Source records
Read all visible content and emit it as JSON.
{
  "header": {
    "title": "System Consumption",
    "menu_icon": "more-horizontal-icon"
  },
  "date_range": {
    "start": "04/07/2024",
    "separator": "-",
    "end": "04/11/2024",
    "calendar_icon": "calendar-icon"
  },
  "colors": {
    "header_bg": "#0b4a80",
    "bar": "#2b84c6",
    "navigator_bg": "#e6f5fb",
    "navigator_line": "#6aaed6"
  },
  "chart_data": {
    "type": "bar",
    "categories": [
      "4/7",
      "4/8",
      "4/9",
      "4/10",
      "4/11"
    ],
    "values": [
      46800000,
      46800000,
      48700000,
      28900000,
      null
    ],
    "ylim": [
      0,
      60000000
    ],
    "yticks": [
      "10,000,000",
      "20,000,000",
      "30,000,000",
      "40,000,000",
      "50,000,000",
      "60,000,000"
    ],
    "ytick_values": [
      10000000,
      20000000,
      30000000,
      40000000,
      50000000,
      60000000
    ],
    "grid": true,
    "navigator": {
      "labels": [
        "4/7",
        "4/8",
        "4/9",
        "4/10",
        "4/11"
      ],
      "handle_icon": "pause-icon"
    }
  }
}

OBJECTIVE: In the records above, how many lines hold the string "icon"? Reply with only the number.

SOLUTION TO THE PROBLEM: 3